(Collection entries)
- - - - -

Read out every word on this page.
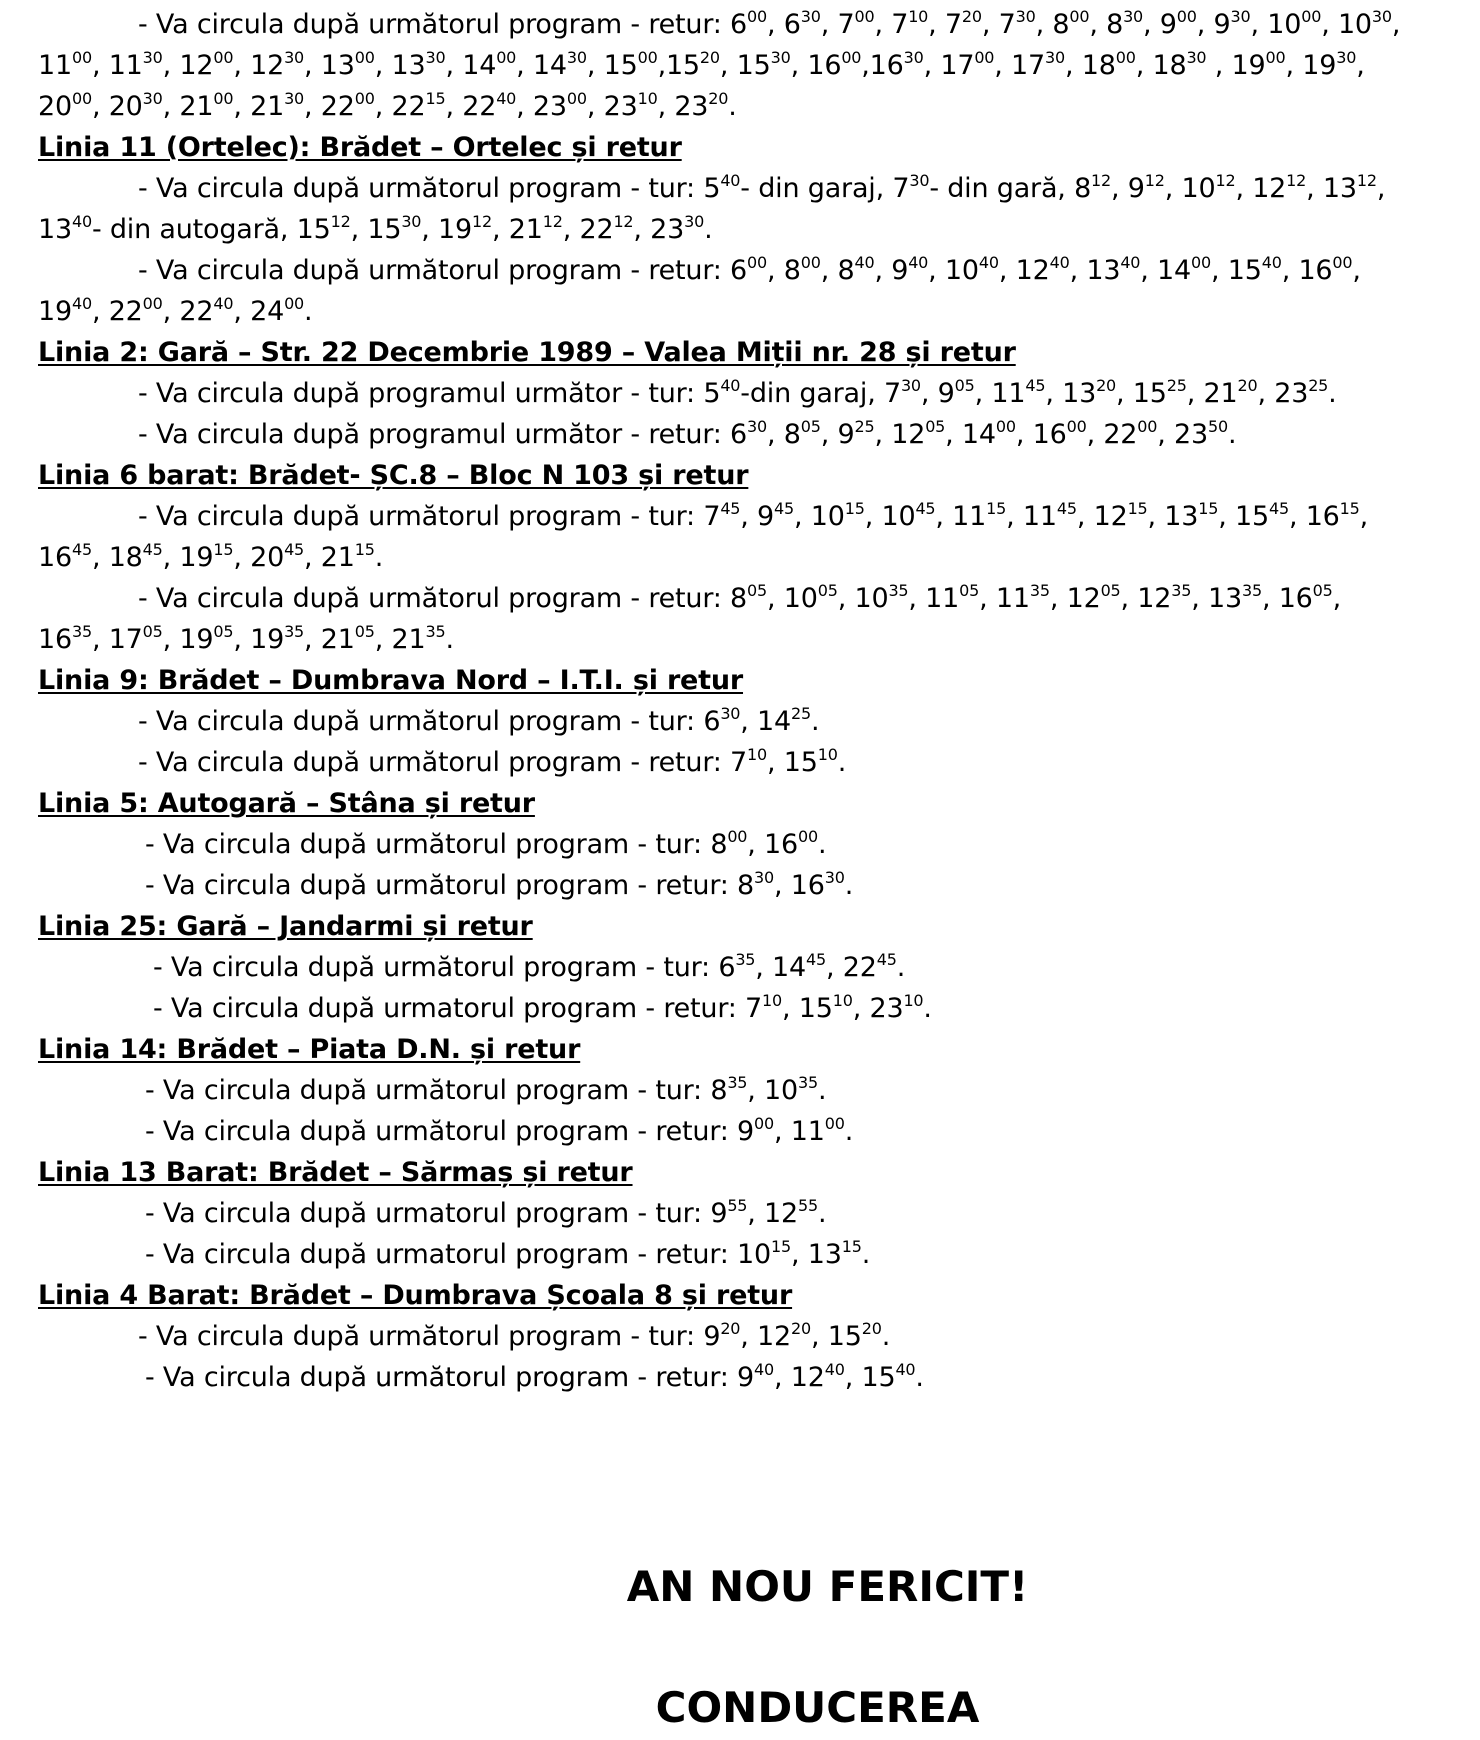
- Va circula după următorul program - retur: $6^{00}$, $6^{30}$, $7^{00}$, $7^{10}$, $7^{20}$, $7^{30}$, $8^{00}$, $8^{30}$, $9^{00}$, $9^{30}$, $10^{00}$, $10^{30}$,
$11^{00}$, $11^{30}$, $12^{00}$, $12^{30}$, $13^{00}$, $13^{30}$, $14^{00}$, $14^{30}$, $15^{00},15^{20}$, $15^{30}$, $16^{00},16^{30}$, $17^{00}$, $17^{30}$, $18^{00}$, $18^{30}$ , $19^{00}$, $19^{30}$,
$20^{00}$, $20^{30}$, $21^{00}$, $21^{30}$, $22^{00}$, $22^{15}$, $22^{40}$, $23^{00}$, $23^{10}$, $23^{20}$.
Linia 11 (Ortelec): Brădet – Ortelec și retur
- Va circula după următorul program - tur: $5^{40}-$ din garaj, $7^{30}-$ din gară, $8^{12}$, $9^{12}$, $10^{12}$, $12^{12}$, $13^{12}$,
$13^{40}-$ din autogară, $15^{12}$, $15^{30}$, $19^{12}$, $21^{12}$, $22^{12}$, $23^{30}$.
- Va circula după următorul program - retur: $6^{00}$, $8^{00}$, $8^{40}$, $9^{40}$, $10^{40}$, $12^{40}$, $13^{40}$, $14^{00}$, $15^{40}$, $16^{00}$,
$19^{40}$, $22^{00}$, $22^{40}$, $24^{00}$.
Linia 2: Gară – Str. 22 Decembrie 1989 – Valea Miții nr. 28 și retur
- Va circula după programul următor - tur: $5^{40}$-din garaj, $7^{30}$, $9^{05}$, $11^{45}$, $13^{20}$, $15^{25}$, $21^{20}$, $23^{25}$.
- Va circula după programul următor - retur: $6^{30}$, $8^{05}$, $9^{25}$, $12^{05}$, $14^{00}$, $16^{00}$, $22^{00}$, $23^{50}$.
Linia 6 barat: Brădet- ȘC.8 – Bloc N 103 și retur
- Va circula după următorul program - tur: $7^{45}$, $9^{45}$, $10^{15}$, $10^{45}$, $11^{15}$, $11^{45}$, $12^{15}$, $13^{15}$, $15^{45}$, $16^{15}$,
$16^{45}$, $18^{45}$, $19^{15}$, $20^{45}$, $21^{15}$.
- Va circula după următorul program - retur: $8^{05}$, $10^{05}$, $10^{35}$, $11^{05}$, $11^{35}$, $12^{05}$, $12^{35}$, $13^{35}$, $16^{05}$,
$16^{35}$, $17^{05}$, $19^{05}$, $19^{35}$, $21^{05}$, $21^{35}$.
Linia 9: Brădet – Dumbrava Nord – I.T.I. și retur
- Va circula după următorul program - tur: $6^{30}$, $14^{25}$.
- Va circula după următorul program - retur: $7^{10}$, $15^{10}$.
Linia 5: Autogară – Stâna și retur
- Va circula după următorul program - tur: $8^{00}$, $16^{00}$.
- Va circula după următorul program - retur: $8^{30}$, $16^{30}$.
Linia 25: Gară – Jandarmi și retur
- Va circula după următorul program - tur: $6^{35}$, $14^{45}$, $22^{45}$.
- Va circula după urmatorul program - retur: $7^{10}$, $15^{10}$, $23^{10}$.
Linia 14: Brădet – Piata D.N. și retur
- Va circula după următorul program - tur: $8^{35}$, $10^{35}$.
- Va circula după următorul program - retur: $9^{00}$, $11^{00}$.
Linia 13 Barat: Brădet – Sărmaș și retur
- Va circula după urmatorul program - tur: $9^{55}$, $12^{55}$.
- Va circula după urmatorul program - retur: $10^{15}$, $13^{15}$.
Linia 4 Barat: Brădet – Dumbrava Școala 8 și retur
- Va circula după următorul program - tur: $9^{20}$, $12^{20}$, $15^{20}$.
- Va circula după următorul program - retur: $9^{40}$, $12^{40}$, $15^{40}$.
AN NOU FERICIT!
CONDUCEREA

- - - - -

### Goal:
Reproduce each line exactly as it appears, omitting the pictures.

### Task result:
Read out every word on this page.
- Va circula după următorul program - retur: $6^{00}$, $6^{30}$, $7^{00}$, $7^{10}$, $7^{20}$, $7^{30}$, $8^{00}$, $8^{30}$, $9^{00}$, $9^{30}$, $10^{00}$, $10^{30}$,
$11^{00}$, $11^{30}$, $12^{00}$, $12^{30}$, $13^{00}$, $13^{30}$, $14^{00}$, $14^{30}$, $15^{00},15^{20}$, $15^{30}$, $16^{00},16^{30}$, $17^{00}$, $17^{30}$, $18^{00}$, $18^{30}$ , $19^{00}$, $19^{30}$,
$20^{00}$, $20^{30}$, $21^{00}$, $21^{30}$, $22^{00}$, $22^{15}$, $22^{40}$, $23^{00}$, $23^{10}$, $23^{20}$.
Linia 11 (Ortelec): Brădet – Ortelec și retur
- Va circula după următorul program - tur: $5^{40}-$ din garaj, $7^{30}-$ din gară, $8^{12}$, $9^{12}$, $10^{12}$, $12^{12}$, $13^{12}$,
$13^{40}-$ din autogară, $15^{12}$, $15^{30}$, $19^{12}$, $21^{12}$, $22^{12}$, $23^{30}$.
- Va circula după următorul program - retur: $6^{00}$, $8^{00}$, $8^{40}$, $9^{40}$, $10^{40}$, $12^{40}$, $13^{40}$, $14^{00}$, $15^{40}$, $16^{00}$,
$19^{40}$, $22^{00}$, $22^{40}$, $24^{00}$.
Linia 2: Gară – Str. 22 Decembrie 1989 – Valea Miții nr. 28 și retur
- Va circula după programul următor - tur: $5^{40}$-din garaj, $7^{30}$, $9^{05}$, $11^{45}$, $13^{20}$, $15^{25}$, $21^{20}$, $23^{25}$.
- Va circula după programul următor - retur: $6^{30}$, $8^{05}$, $9^{25}$, $12^{05}$, $14^{00}$, $16^{00}$, $22^{00}$, $23^{50}$.
Linia 6 barat: Brădet- ȘC.8 – Bloc N 103 și retur
- Va circula după următorul program - tur: $7^{45}$, $9^{45}$, $10^{15}$, $10^{45}$, $11^{15}$, $11^{45}$, $12^{15}$, $13^{15}$, $15^{45}$, $16^{15}$,
$16^{45}$, $18^{45}$, $19^{15}$, $20^{45}$, $21^{15}$.
- Va circula după următorul program - retur: $8^{05}$, $10^{05}$, $10^{35}$, $11^{05}$, $11^{35}$, $12^{05}$, $12^{35}$, $13^{35}$, $16^{05}$,
$16^{35}$, $17^{05}$, $19^{05}$, $19^{35}$, $21^{05}$, $21^{35}$.
Linia 9: Brădet – Dumbrava Nord – I.T.I. și retur
- Va circula după următorul program - tur: $6^{30}$, $14^{25}$.
- Va circula după următorul program - retur: $7^{10}$, $15^{10}$.
Linia 5: Autogară – Stâna și retur
- Va circula după următorul program - tur: $8^{00}$, $16^{00}$.
- Va circula după următorul program - retur: $8^{30}$, $16^{30}$.
Linia 25: Gară – Jandarmi și retur
- Va circula după următorul program - tur: $6^{35}$, $14^{45}$, $22^{45}$.
- Va circula după urmatorul program - retur: $7^{10}$, $15^{10}$, $23^{10}$.
Linia 14: Brădet – Piata D.N. și retur
- Va circula după următorul program - tur: $8^{35}$, $10^{35}$.
- Va circula după următorul program - retur: $9^{00}$, $11^{00}$.
Linia 13 Barat: Brădet – Sărmaș și retur
- Va circula după urmatorul program - tur: $9^{55}$, $12^{55}$.
- Va circula după urmatorul program - retur: $10^{15}$, $13^{15}$.
Linia 4 Barat: Brădet – Dumbrava Școala 8 și retur
- Va circula după următorul program - tur: $9^{20}$, $12^{20}$, $15^{20}$.
- Va circula după următorul program - retur: $9^{40}$, $12^{40}$, $15^{40}$.
AN NOU FERICIT!
CONDUCEREA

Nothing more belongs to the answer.